→ Collected data entries

- - - -

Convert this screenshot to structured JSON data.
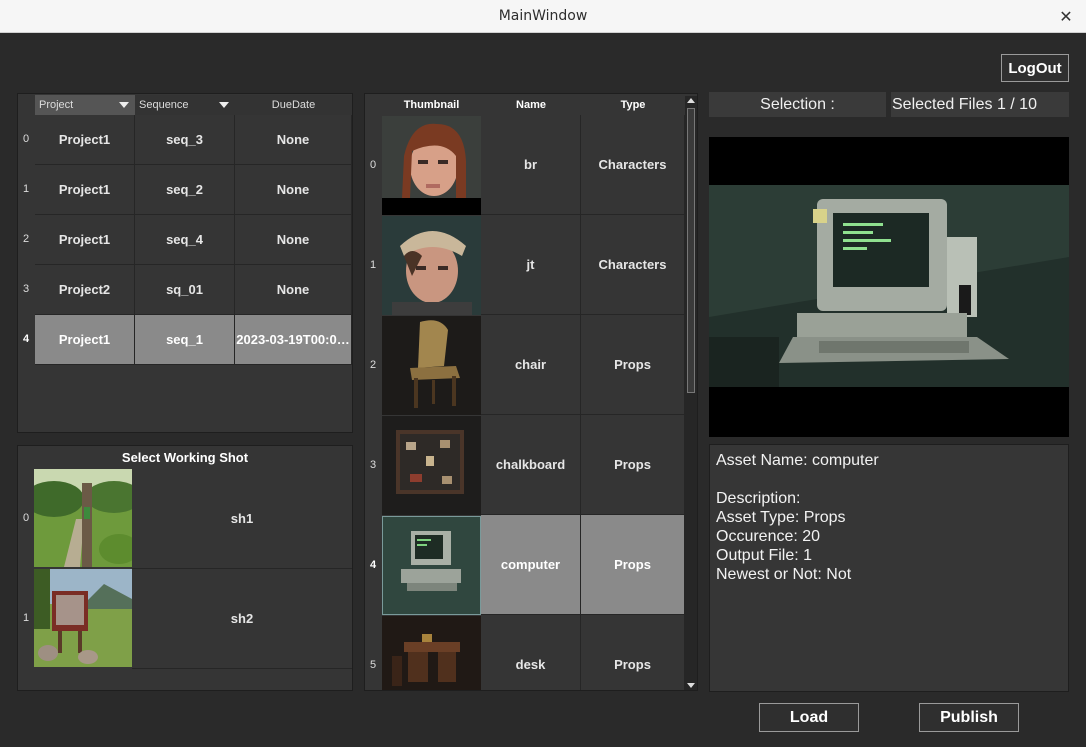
{
  "window": {
    "title": "MainWindow",
    "close_glyph": "✕"
  },
  "logout_label": "LogOut",
  "project_table": {
    "headers": [
      "Project",
      "Sequence",
      "DueDate"
    ],
    "rows": [
      {
        "index": "0",
        "project": "Project1",
        "sequence": "seq_3",
        "due": "None"
      },
      {
        "index": "1",
        "project": "Project1",
        "sequence": "seq_2",
        "due": "None"
      },
      {
        "index": "2",
        "project": "Project1",
        "sequence": "seq_4",
        "due": "None"
      },
      {
        "index": "3",
        "project": "Project2",
        "sequence": "sq_01",
        "due": "None"
      },
      {
        "index": "4",
        "project": "Project1",
        "sequence": "seq_1",
        "due": "2023-03-19T00:0…"
      }
    ],
    "selected_row": 4
  },
  "shots": {
    "title": "Select Working Shot",
    "rows": [
      {
        "index": "0",
        "name": "sh1"
      },
      {
        "index": "1",
        "name": "sh2"
      }
    ]
  },
  "asset_table": {
    "headers": [
      "Thumbnail",
      "Name",
      "Type"
    ],
    "rows": [
      {
        "index": "0",
        "name": "br",
        "type": "Characters"
      },
      {
        "index": "1",
        "name": "jt",
        "type": "Characters"
      },
      {
        "index": "2",
        "name": "chair",
        "type": "Props"
      },
      {
        "index": "3",
        "name": "chalkboard",
        "type": "Props"
      },
      {
        "index": "4",
        "name": "computer",
        "type": "Props"
      },
      {
        "index": "5",
        "name": "desk",
        "type": "Props"
      }
    ],
    "selected_row": 4
  },
  "selection_label": "Selection :",
  "selected_files": "Selected Files 1 / 10",
  "info": {
    "asset_name": "Asset Name: computer",
    "description": "Description:",
    "asset_type": "Asset Type: Props",
    "occurence": "Occurence: 20",
    "output_file": "Output File: 1",
    "newest": "Newest or Not: Not"
  },
  "buttons": {
    "load": "Load",
    "publish": "Publish"
  },
  "colors": {
    "background": "#2a2a2a",
    "selected_row": "#8a8a8a",
    "titlebar": "#f6f6f6"
  }
}
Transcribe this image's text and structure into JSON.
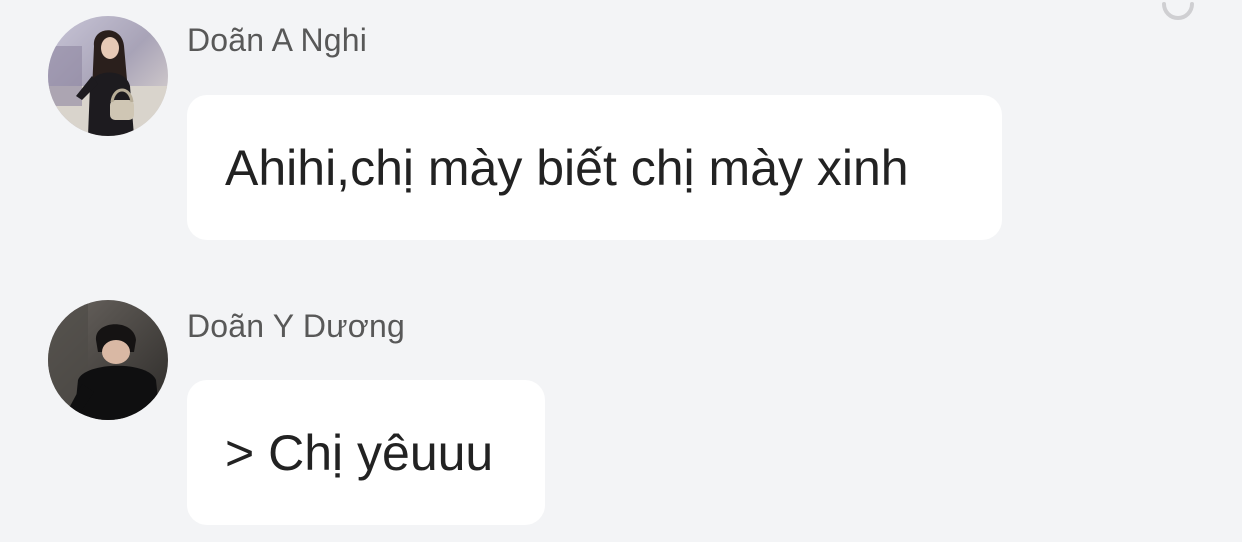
{
  "messages": [
    {
      "sender": "Doãn A Nghi",
      "text": "Ahihi,chị mày biết chị mày xinh",
      "avatar_icon": "user-avatar-girl"
    },
    {
      "sender": "Doãn Y Dương",
      "text": "> Chị yêuuu",
      "avatar_icon": "user-avatar-boy"
    }
  ],
  "colors": {
    "background": "#f3f4f6",
    "bubble": "#ffffff",
    "sender_text": "#585858",
    "message_text": "#222222"
  }
}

- - - -

→ TASK TO COMPLETE
Repeat the line containing "Transcribe this image's" and every line after it up to the end of the material above, exactly as they stand, minus the pictures.

→ RESULT OF THE TASK
Transcribe this image's text and structure into JSON.
{
  "messages": [
    {
      "sender": "Doãn A Nghi",
      "text": "Ahihi,chị mày biết chị mày xinh",
      "avatar_icon": "user-avatar-girl"
    },
    {
      "sender": "Doãn Y Dương",
      "text": "> Chị yêuuu",
      "avatar_icon": "user-avatar-boy"
    }
  ],
  "colors": {
    "background": "#f3f4f6",
    "bubble": "#ffffff",
    "sender_text": "#585858",
    "message_text": "#222222"
  }
}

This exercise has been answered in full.